Lines containing the word "content" are to be counted; state their number and nothing further.

=== RECORDS SUPPLIED ===
● ● ● ● ●

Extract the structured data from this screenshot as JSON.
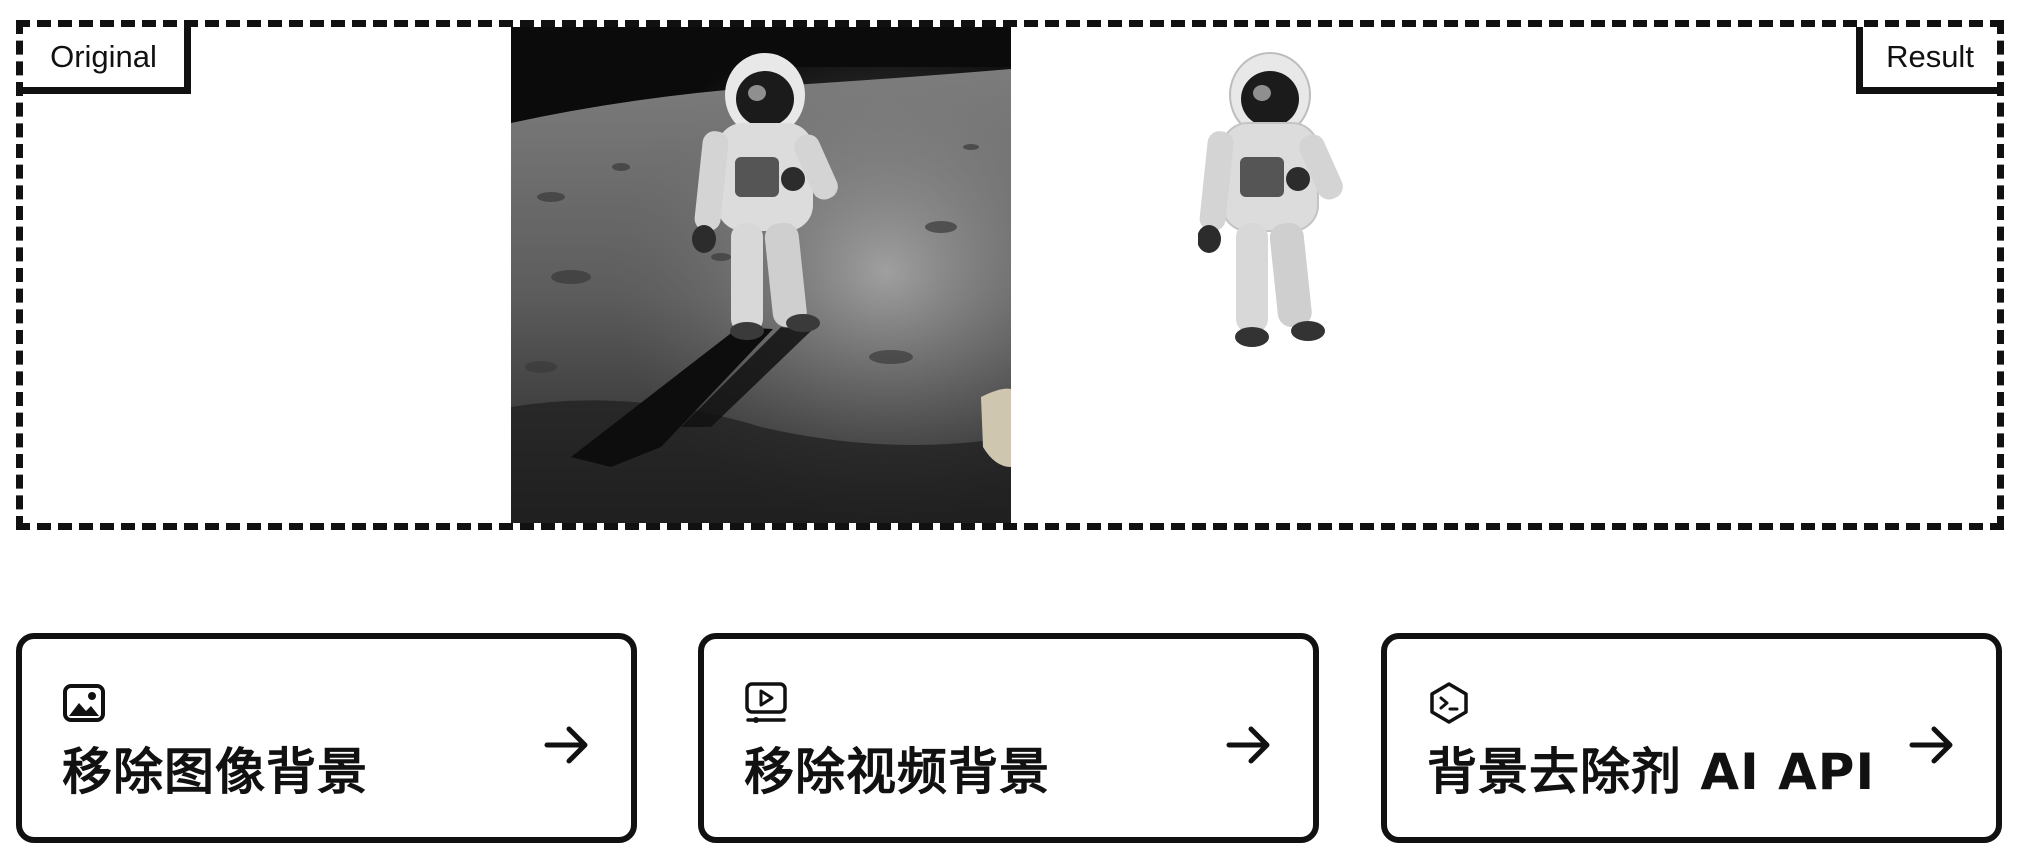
{
  "comparison": {
    "original_label": "Original",
    "result_label": "Result"
  },
  "cards": [
    {
      "icon": "image-icon",
      "title": "移除图像背景"
    },
    {
      "icon": "video-play-icon",
      "title": "移除视频背景"
    },
    {
      "icon": "terminal-hexagon-icon",
      "title": "背景去除剂 AI API"
    }
  ],
  "colors": {
    "border": "#111111",
    "background": "#ffffff"
  }
}
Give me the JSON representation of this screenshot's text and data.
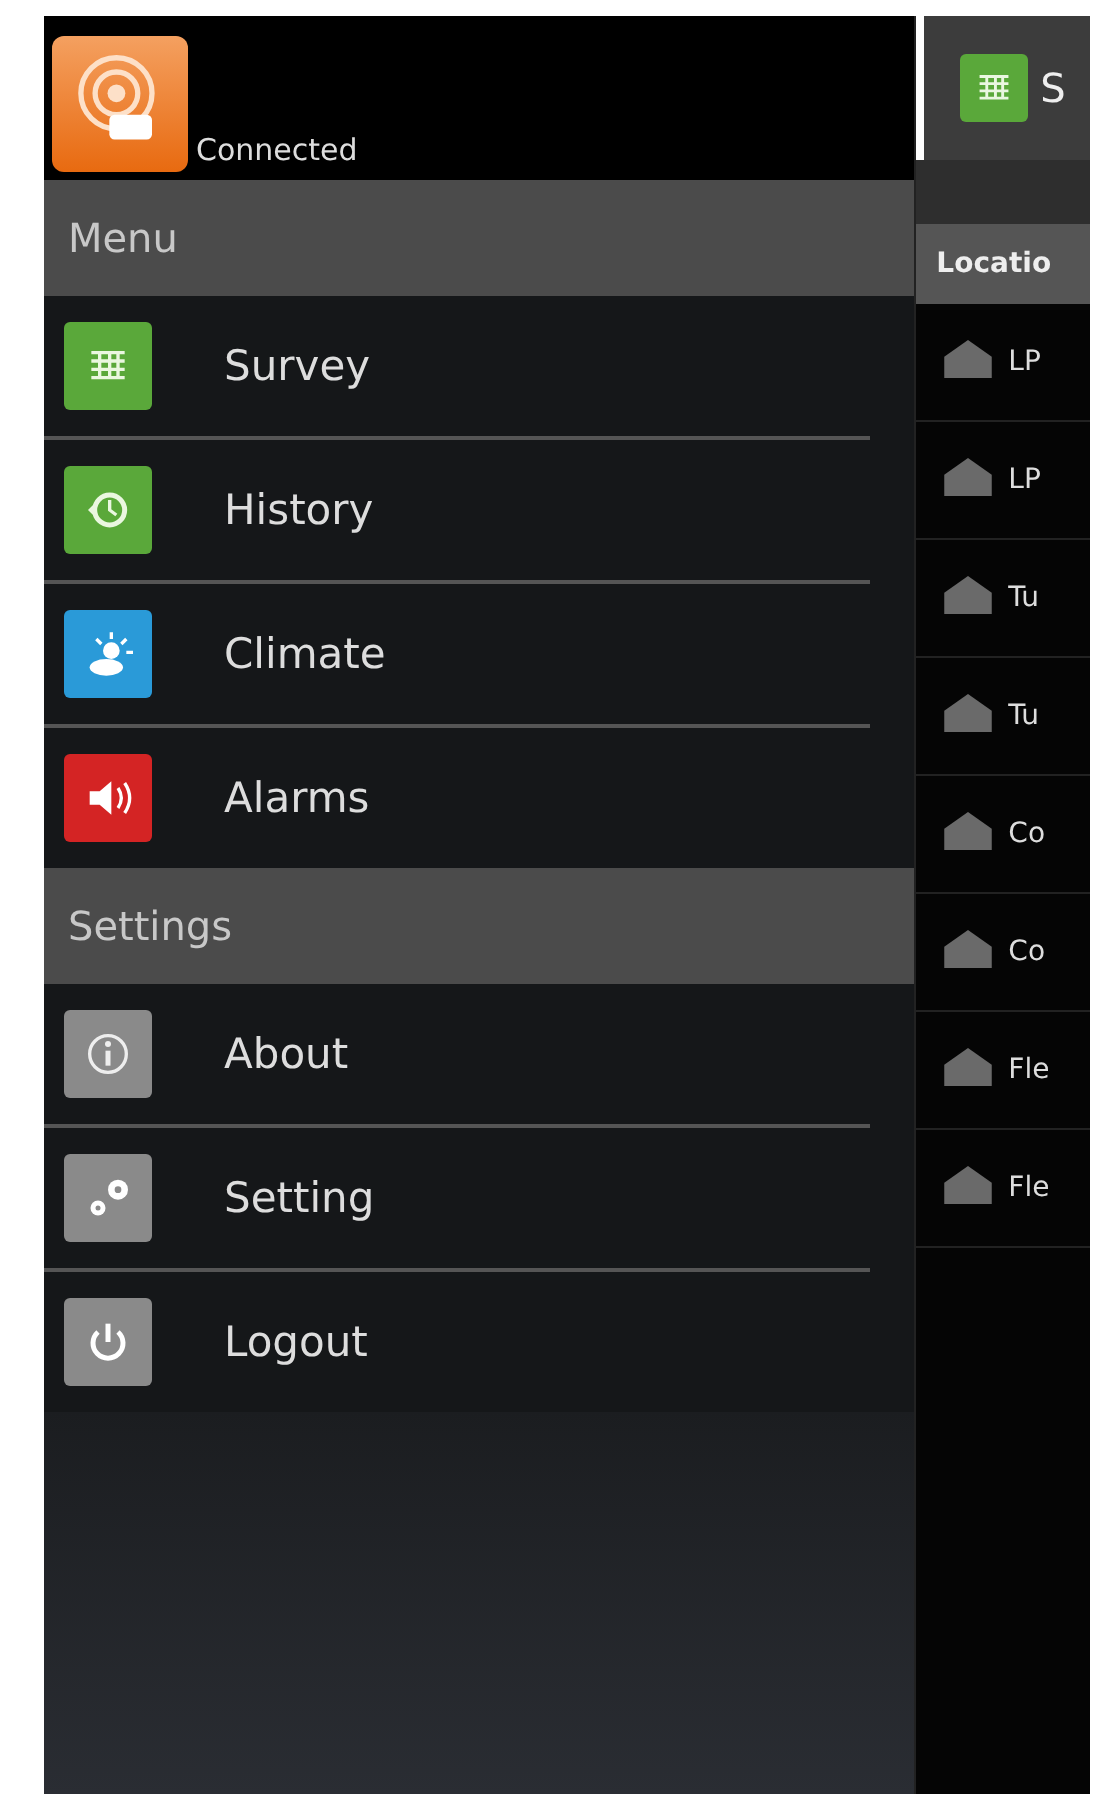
{
  "status": {
    "label": "Connected"
  },
  "sections": [
    {
      "title": "Menu",
      "items": [
        {
          "label": "Survey",
          "kind": "survey"
        },
        {
          "label": "History",
          "kind": "history"
        },
        {
          "label": "Climate",
          "kind": "climate"
        },
        {
          "label": "Alarms",
          "kind": "alarms"
        }
      ]
    },
    {
      "title": "Settings",
      "items": [
        {
          "label": "About",
          "kind": "about"
        },
        {
          "label": "Setting",
          "kind": "setting"
        },
        {
          "label": "Logout",
          "kind": "logout"
        }
      ]
    }
  ],
  "content": {
    "title": "S",
    "column": "Locatio",
    "rows": [
      "LP",
      "LP",
      "Tu",
      "Tu",
      "Co",
      "Co",
      "Fle",
      "Fle"
    ]
  }
}
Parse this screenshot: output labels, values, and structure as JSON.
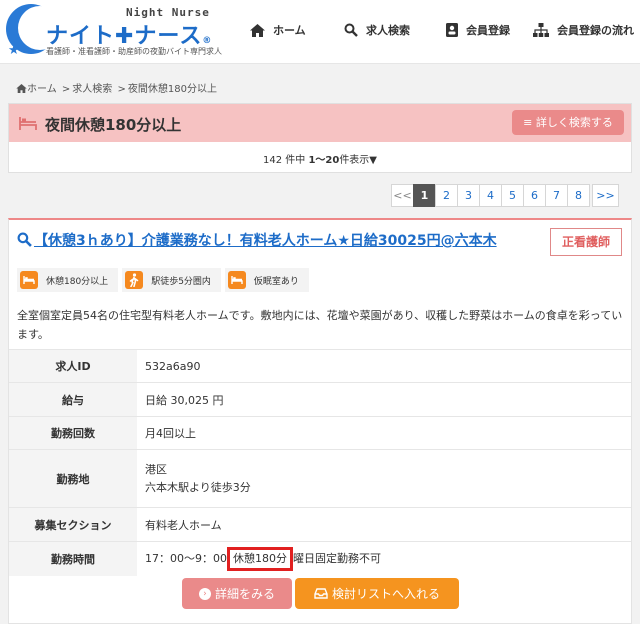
{
  "header": {
    "logo_night": "Night Nurse",
    "logo_name": "ナイト✚ナース",
    "logo_reg": "®",
    "logo_tagline": "看護師・准看護師・助産師の夜勤バイト専門求人",
    "nav": [
      {
        "label": "ホーム",
        "icon": "home-icon"
      },
      {
        "label": "求人検索",
        "icon": "search-icon"
      },
      {
        "label": "会員登録",
        "icon": "member-card-icon"
      },
      {
        "label": "会員登録の流れ",
        "icon": "sitemap-icon"
      }
    ]
  },
  "breadcrumb": {
    "home": "ホーム",
    "sep": ">",
    "search": "求人検索",
    "current": "夜間休憩180分以上"
  },
  "search_header": {
    "title": "夜間休憩180分以上",
    "detail_button": "≡ 詳しく検索する",
    "count_prefix": "142 件中 ",
    "count_range": "1〜20",
    "count_suffix": "件表示▼"
  },
  "pagination": {
    "prev": "<<",
    "pages": [
      "1",
      "2",
      "3",
      "4",
      "5",
      "6",
      "7",
      "8"
    ],
    "active": "1",
    "next": ">>"
  },
  "job": {
    "title": "【休憩3ｈあり】介護業務なし！有料老人ホーム★日給30025円@六本木",
    "type": "正看護師",
    "tags": [
      {
        "label": "休憩180分以上",
        "icon": "bed-icon"
      },
      {
        "label": "駅徒歩5分圏内",
        "icon": "walking-icon"
      },
      {
        "label": "仮眠室あり",
        "icon": "bed-icon"
      }
    ],
    "description": "全室個室定員54名の住宅型有料老人ホームです。敷地内には、花壇や菜園があり、収穫した野菜はホームの食卓を彩っています。",
    "rows": {
      "id_label": "求人ID",
      "id_value": "532a6a90",
      "pay_label": "給与",
      "pay_value": "日給 30,025 円",
      "count_label": "勤務回数",
      "count_value": "月4回以上",
      "place_label": "勤務地",
      "place_value_1": "港区",
      "place_value_2": "六本木駅より徒歩3分",
      "section_label": "募集セクション",
      "section_value": "有料老人ホーム",
      "time_label": "勤務時間",
      "time_value": "17：00〜9：00",
      "time_break": "休憩180分",
      "time_note": "曜日固定勤務不可"
    },
    "detail_button": "詳細をみる",
    "list_button": "検討リストへ入れる"
  },
  "colors": {
    "brand_blue": "#1d6cc8",
    "pink": "#ea8a8a",
    "orange": "#f5941f",
    "highlight_red": "#e12020"
  }
}
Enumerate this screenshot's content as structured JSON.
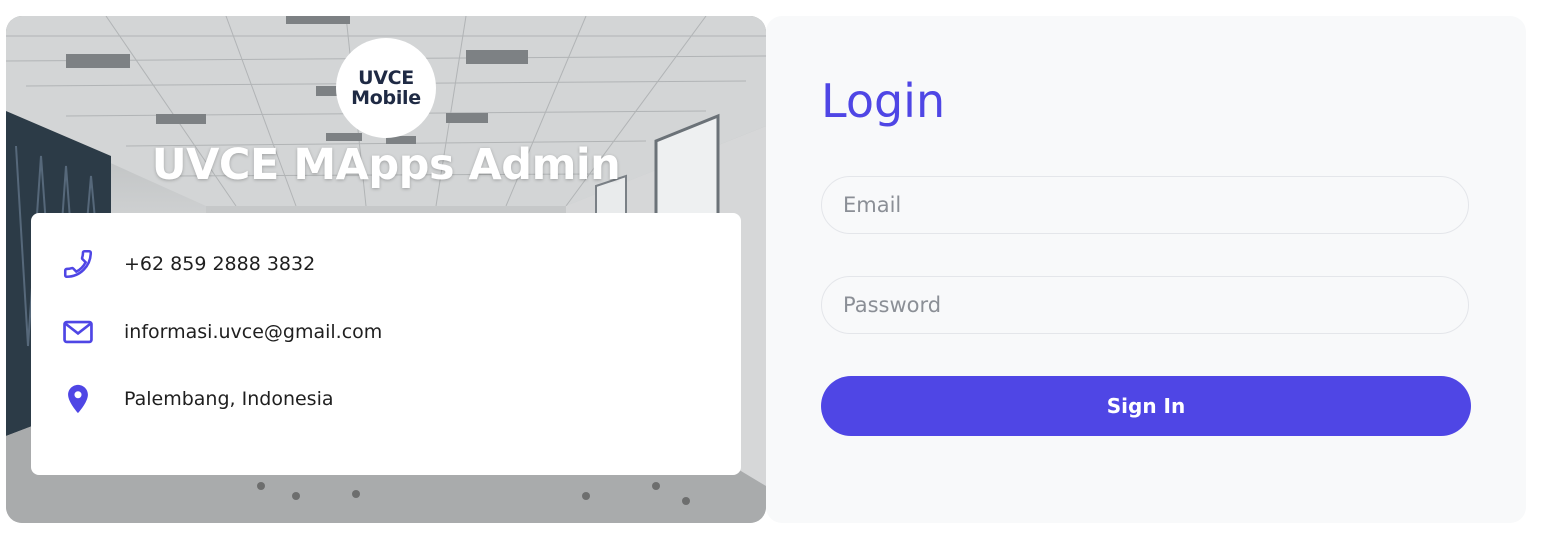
{
  "brand": {
    "logo_line1": "UVCE",
    "logo_line2": "Mobile",
    "title": "UVCE MApps Admin"
  },
  "contact": {
    "items": [
      {
        "icon": "phone-icon",
        "text": "+62 859 2888 3832"
      },
      {
        "icon": "mail-icon",
        "text": "informasi.uvce@gmail.com"
      },
      {
        "icon": "location-pin-icon",
        "text": "Palembang, Indonesia"
      }
    ]
  },
  "login": {
    "title": "Login",
    "email_placeholder": "Email",
    "password_placeholder": "Password",
    "signin_label": "Sign In"
  },
  "colors": {
    "accent": "#4f46e5",
    "panel_bg": "#f8f9fa",
    "logo_text": "#1f2a44"
  }
}
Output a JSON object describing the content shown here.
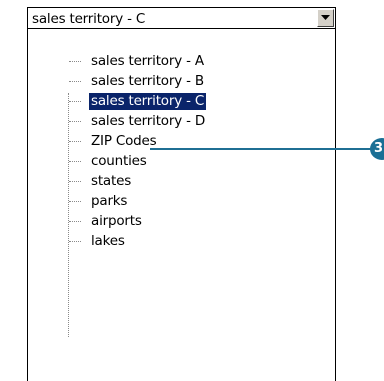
{
  "combo": {
    "selected_value": "sales territory - C",
    "button_icon": "chevron-down-icon"
  },
  "list": {
    "items": [
      {
        "label": "sales territory - A"
      },
      {
        "label": "sales territory - B"
      },
      {
        "label": "sales territory - C",
        "selected": true
      },
      {
        "label": "sales territory - D"
      },
      {
        "label": "ZIP Codes"
      },
      {
        "label": "counties"
      },
      {
        "label": "states"
      },
      {
        "label": "parks"
      },
      {
        "label": "airports"
      },
      {
        "label": "lakes"
      }
    ]
  },
  "callout": {
    "number": "3",
    "color": "#1a6f95"
  },
  "colors": {
    "selection_background": "#0a246a",
    "button_face": "#d4d0c8"
  }
}
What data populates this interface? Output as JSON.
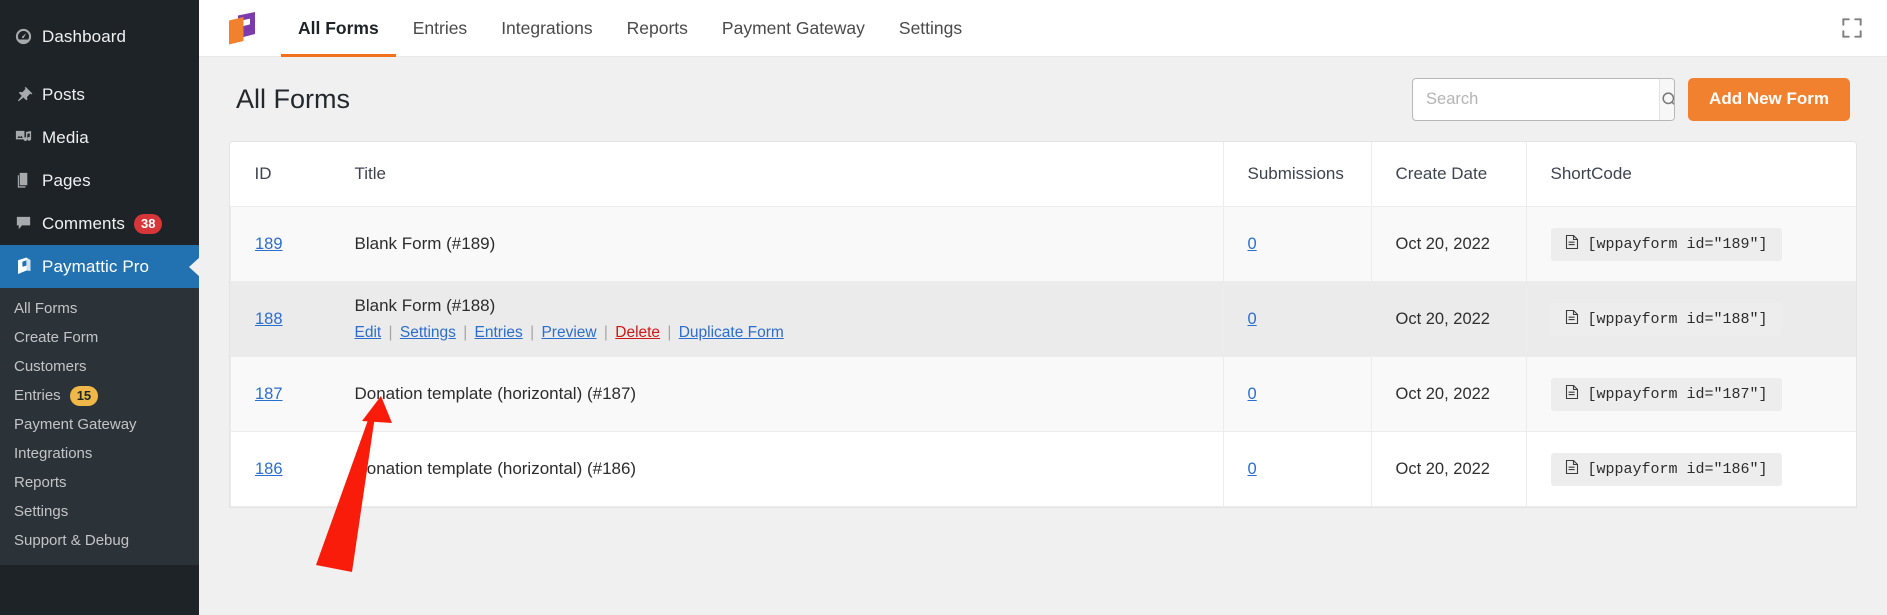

● ● ● ● ●

=== SOLUTION BELOW ===
3